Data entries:
▬▬▬▬▬▬▬▬▬▬

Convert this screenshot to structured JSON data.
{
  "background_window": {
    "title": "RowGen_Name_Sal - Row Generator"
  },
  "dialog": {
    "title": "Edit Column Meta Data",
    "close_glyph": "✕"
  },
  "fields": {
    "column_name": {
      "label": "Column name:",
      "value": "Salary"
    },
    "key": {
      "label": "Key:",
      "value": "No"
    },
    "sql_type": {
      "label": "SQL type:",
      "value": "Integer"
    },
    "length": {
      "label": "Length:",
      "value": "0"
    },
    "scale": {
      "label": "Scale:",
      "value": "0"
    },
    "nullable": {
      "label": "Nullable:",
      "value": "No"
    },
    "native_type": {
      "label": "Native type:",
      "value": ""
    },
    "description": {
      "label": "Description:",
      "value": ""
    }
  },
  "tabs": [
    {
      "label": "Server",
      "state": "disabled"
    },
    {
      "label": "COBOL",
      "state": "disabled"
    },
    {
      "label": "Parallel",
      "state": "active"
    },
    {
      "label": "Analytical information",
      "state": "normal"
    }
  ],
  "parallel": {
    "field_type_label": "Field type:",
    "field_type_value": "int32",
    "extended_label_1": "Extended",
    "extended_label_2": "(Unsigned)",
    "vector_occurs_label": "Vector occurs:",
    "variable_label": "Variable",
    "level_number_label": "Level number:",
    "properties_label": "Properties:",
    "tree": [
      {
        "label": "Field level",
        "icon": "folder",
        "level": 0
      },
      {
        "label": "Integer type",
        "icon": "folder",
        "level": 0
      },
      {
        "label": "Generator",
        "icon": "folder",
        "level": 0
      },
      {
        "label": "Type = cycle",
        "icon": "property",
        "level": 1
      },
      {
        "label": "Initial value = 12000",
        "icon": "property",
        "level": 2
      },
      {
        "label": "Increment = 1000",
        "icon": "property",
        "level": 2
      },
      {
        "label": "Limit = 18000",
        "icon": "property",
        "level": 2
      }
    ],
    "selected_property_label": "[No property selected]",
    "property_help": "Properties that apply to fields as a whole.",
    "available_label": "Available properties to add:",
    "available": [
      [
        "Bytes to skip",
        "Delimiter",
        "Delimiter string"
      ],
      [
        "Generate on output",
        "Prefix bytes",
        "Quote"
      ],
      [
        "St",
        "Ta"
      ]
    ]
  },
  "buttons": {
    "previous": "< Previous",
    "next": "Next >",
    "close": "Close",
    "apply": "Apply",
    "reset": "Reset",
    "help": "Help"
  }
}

▬▬▬▬▬▬▬▬▬▬

Set down the material above again, word for word.

Worked answer
Convert this screenshot to structured JSON data.
{
  "background_window": {
    "title": "RowGen_Name_Sal - Row Generator"
  },
  "dialog": {
    "title": "Edit Column Meta Data",
    "close_glyph": "✕"
  },
  "fields": {
    "column_name": {
      "label": "Column name:",
      "value": "Salary"
    },
    "key": {
      "label": "Key:",
      "value": "No"
    },
    "sql_type": {
      "label": "SQL type:",
      "value": "Integer"
    },
    "length": {
      "label": "Length:",
      "value": "0"
    },
    "scale": {
      "label": "Scale:",
      "value": "0"
    },
    "nullable": {
      "label": "Nullable:",
      "value": "No"
    },
    "native_type": {
      "label": "Native type:",
      "value": ""
    },
    "description": {
      "label": "Description:",
      "value": ""
    }
  },
  "tabs": [
    {
      "label": "Server",
      "state": "disabled"
    },
    {
      "label": "COBOL",
      "state": "disabled"
    },
    {
      "label": "Parallel",
      "state": "active"
    },
    {
      "label": "Analytical information",
      "state": "normal"
    }
  ],
  "parallel": {
    "field_type_label": "Field type:",
    "field_type_value": "int32",
    "extended_label_1": "Extended",
    "extended_label_2": "(Unsigned)",
    "vector_occurs_label": "Vector occurs:",
    "variable_label": "Variable",
    "level_number_label": "Level number:",
    "properties_label": "Properties:",
    "tree": [
      {
        "label": "Field level",
        "icon": "folder",
        "level": 0
      },
      {
        "label": "Integer type",
        "icon": "folder",
        "level": 0
      },
      {
        "label": "Generator",
        "icon": "folder",
        "level": 0
      },
      {
        "label": "Type = cycle",
        "icon": "property",
        "level": 1
      },
      {
        "label": "Initial value = 12000",
        "icon": "property",
        "level": 2
      },
      {
        "label": "Increment = 1000",
        "icon": "property",
        "level": 2
      },
      {
        "label": "Limit = 18000",
        "icon": "property",
        "level": 2
      }
    ],
    "selected_property_label": "[No property selected]",
    "property_help": "Properties that apply to fields as a whole.",
    "available_label": "Available properties to add:",
    "available": [
      [
        "Bytes to skip",
        "Delimiter",
        "Delimiter string"
      ],
      [
        "Generate on output",
        "Prefix bytes",
        "Quote"
      ],
      [
        "St",
        "Ta"
      ]
    ]
  },
  "buttons": {
    "previous": "< Previous",
    "next": "Next >",
    "close": "Close",
    "apply": "Apply",
    "reset": "Reset",
    "help": "Help"
  }
}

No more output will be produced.